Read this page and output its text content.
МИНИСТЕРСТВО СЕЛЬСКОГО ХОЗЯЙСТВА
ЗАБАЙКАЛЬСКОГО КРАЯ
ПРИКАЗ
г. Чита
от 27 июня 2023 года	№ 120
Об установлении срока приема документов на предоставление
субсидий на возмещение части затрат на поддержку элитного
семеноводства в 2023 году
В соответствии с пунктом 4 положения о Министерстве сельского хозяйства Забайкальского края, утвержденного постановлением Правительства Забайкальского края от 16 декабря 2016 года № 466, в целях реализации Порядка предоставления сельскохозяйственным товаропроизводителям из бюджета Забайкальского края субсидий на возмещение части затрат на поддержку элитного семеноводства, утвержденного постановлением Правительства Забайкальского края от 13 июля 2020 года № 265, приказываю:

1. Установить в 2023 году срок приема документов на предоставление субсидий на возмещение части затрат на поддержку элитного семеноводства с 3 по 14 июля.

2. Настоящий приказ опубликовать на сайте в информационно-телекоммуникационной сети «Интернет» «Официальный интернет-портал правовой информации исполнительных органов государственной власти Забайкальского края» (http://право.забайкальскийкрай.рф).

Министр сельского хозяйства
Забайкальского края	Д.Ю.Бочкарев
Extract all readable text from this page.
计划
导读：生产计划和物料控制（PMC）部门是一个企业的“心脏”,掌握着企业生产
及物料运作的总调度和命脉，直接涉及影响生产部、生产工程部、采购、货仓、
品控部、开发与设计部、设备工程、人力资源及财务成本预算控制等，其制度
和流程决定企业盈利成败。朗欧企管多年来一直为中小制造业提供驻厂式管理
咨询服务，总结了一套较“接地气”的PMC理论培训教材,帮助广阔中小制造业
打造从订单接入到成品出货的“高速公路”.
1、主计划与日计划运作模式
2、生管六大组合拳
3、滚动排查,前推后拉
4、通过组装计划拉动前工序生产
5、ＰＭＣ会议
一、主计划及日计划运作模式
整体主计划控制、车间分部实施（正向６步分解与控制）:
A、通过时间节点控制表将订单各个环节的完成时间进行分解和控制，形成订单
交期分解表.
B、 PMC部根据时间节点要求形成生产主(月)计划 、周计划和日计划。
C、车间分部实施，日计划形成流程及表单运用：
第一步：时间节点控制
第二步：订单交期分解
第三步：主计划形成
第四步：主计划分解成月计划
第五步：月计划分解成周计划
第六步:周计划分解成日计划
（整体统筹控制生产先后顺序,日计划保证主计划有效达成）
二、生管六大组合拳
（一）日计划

_Exercise objective_.
Retype the whole listing, matching it exactly.

_Output of the exercise_.
Read this page and output its text content.
МИНИСТЕРСТВО СЕЛЬСКОГО ХОЗЯЙСТВА
ЗАБАЙКАЛЬСКОГО КРАЯ
ПРИКАЗ
г. Чита
от 27 июня 2023 года	№ 120
Об установлении срока приема документов на предоставление
субсидий на возмещение части затрат на поддержку элитного
семеноводства в 2023 году
В соответствии с пунктом 4 положения о Министерстве сельского хозяйства Забайкальского края, утвержденного постановлением Правительства Забайкальского края от 16 декабря 2016 года № 466, в целях реализации Порядка предоставления сельскохозяйственным товаропроизводителям из бюджета Забайкальского края субсидий на возмещение части затрат на поддержку элитного семеноводства, утвержденного постановлением Правительства Забайкальского края от 13 июля 2020 года № 265, приказываю:

1. Установить в 2023 году срок приема документов на предоставление субсидий на возмещение части затрат на поддержку элитного семеноводства с 3 по 14 июля.

2. Настоящий приказ опубликовать на сайте в информационно-телекоммуникационной сети «Интернет» «Официальный интернет-портал правовой информации исполнительных органов государственной власти Забайкальского края» (http://право.забайкальскийкрай.рф).

Министр сельского хозяйства
Забайкальского края	Д.Ю.Бочкарев
Extract all readable text from this page.
计划
导读：生产计划和物料控制（PMC）部门是一个企业的“心脏”,掌握着企业生产
及物料运作的总调度和命脉，直接涉及影响生产部、生产工程部、采购、货仓、
品控部、开发与设计部、设备工程、人力资源及财务成本预算控制等，其制度
和流程决定企业盈利成败。朗欧企管多年来一直为中小制造业提供驻厂式管理
咨询服务，总结了一套较“接地气”的PMC理论培训教材,帮助广阔中小制造业
打造从订单接入到成品出货的“高速公路”.
1、主计划与日计划运作模式
2、生管六大组合拳
3、滚动排查,前推后拉
4、通过组装计划拉动前工序生产
5、ＰＭＣ会议
一、主计划及日计划运作模式
整体主计划控制、车间分部实施（正向６步分解与控制）:
A、通过时间节点控制表将订单各个环节的完成时间进行分解和控制，形成订单
交期分解表.
B、 PMC部根据时间节点要求形成生产主(月)计划 、周计划和日计划。
C、车间分部实施，日计划形成流程及表单运用：
第一步：时间节点控制
第二步：订单交期分解
第三步：主计划形成
第四步：主计划分解成月计划
第五步：月计划分解成周计划
第六步:周计划分解成日计划
（整体统筹控制生产先后顺序,日计划保证主计划有效达成）
二、生管六大组合拳
（一）日计划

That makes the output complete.